======== INPUT ========

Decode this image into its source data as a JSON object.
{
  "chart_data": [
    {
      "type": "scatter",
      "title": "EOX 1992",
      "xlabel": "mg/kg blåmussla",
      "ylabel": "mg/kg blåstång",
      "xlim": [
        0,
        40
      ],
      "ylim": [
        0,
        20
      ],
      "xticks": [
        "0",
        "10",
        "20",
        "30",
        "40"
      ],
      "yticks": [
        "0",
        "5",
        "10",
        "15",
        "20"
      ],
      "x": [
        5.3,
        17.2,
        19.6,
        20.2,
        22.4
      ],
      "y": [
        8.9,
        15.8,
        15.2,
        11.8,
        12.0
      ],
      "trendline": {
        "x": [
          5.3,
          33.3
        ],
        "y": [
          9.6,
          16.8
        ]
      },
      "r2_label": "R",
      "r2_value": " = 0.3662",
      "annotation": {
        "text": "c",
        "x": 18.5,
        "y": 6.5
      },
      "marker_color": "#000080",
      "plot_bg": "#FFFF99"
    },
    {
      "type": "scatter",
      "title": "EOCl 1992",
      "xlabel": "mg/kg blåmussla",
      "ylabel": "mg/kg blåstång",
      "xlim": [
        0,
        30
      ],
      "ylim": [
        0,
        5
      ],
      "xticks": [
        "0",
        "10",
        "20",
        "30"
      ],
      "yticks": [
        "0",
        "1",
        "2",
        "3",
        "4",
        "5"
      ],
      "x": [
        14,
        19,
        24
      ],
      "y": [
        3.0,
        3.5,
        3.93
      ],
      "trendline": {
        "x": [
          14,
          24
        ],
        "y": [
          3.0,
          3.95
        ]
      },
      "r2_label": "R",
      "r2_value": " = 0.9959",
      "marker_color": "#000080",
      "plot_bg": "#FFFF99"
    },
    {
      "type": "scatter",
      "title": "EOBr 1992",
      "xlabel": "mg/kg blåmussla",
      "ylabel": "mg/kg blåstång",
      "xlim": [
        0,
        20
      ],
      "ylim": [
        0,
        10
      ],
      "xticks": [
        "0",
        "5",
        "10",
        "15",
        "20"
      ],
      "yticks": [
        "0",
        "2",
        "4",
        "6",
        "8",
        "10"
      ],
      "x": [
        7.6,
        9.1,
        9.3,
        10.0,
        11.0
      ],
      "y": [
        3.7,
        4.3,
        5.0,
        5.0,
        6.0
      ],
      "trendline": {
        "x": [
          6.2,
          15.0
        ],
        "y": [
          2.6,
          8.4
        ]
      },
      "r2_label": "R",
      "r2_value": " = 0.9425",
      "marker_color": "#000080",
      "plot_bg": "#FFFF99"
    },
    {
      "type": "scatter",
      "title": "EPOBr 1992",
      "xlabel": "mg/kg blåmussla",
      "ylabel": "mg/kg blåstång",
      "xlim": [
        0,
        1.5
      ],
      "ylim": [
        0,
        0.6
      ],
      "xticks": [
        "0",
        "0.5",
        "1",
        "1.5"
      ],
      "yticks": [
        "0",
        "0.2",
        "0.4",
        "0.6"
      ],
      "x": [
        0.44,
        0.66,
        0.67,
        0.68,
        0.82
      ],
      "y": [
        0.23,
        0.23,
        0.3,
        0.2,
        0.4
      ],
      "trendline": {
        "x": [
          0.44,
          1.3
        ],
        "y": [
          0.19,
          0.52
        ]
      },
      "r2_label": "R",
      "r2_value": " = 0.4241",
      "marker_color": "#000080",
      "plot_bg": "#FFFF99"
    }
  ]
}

========

▶ [TO DO]: Each line of the listing above should be output exactly.

▶ [CORRECT ANSWER]:
Decode this image into its source data as a JSON object.
{
  "chart_data": [
    {
      "type": "scatter",
      "title": "EOX 1992",
      "xlabel": "mg/kg blåmussla",
      "ylabel": "mg/kg blåstång",
      "xlim": [
        0,
        40
      ],
      "ylim": [
        0,
        20
      ],
      "xticks": [
        "0",
        "10",
        "20",
        "30",
        "40"
      ],
      "yticks": [
        "0",
        "5",
        "10",
        "15",
        "20"
      ],
      "x": [
        5.3,
        17.2,
        19.6,
        20.2,
        22.4
      ],
      "y": [
        8.9,
        15.8,
        15.2,
        11.8,
        12.0
      ],
      "trendline": {
        "x": [
          5.3,
          33.3
        ],
        "y": [
          9.6,
          16.8
        ]
      },
      "r2_label": "R",
      "r2_value": " = 0.3662",
      "annotation": {
        "text": "c",
        "x": 18.5,
        "y": 6.5
      },
      "marker_color": "#000080",
      "plot_bg": "#FFFF99"
    },
    {
      "type": "scatter",
      "title": "EOCl 1992",
      "xlabel": "mg/kg blåmussla",
      "ylabel": "mg/kg blåstång",
      "xlim": [
        0,
        30
      ],
      "ylim": [
        0,
        5
      ],
      "xticks": [
        "0",
        "10",
        "20",
        "30"
      ],
      "yticks": [
        "0",
        "1",
        "2",
        "3",
        "4",
        "5"
      ],
      "x": [
        14,
        19,
        24
      ],
      "y": [
        3.0,
        3.5,
        3.93
      ],
      "trendline": {
        "x": [
          14,
          24
        ],
        "y": [
          3.0,
          3.95
        ]
      },
      "r2_label": "R",
      "r2_value": " = 0.9959",
      "marker_color": "#000080",
      "plot_bg": "#FFFF99"
    },
    {
      "type": "scatter",
      "title": "EOBr 1992",
      "xlabel": "mg/kg blåmussla",
      "ylabel": "mg/kg blåstång",
      "xlim": [
        0,
        20
      ],
      "ylim": [
        0,
        10
      ],
      "xticks": [
        "0",
        "5",
        "10",
        "15",
        "20"
      ],
      "yticks": [
        "0",
        "2",
        "4",
        "6",
        "8",
        "10"
      ],
      "x": [
        7.6,
        9.1,
        9.3,
        10.0,
        11.0
      ],
      "y": [
        3.7,
        4.3,
        5.0,
        5.0,
        6.0
      ],
      "trendline": {
        "x": [
          6.2,
          15.0
        ],
        "y": [
          2.6,
          8.4
        ]
      },
      "r2_label": "R",
      "r2_value": " = 0.9425",
      "marker_color": "#000080",
      "plot_bg": "#FFFF99"
    },
    {
      "type": "scatter",
      "title": "EPOBr 1992",
      "xlabel": "mg/kg blåmussla",
      "ylabel": "mg/kg blåstång",
      "xlim": [
        0,
        1.5
      ],
      "ylim": [
        0,
        0.6
      ],
      "xticks": [
        "0",
        "0.5",
        "1",
        "1.5"
      ],
      "yticks": [
        "0",
        "0.2",
        "0.4",
        "0.6"
      ],
      "x": [
        0.44,
        0.66,
        0.67,
        0.68,
        0.82
      ],
      "y": [
        0.23,
        0.23,
        0.3,
        0.2,
        0.4
      ],
      "trendline": {
        "x": [
          0.44,
          1.3
        ],
        "y": [
          0.19,
          0.52
        ]
      },
      "r2_label": "R",
      "r2_value": " = 0.4241",
      "marker_color": "#000080",
      "plot_bg": "#FFFF99"
    }
  ]
}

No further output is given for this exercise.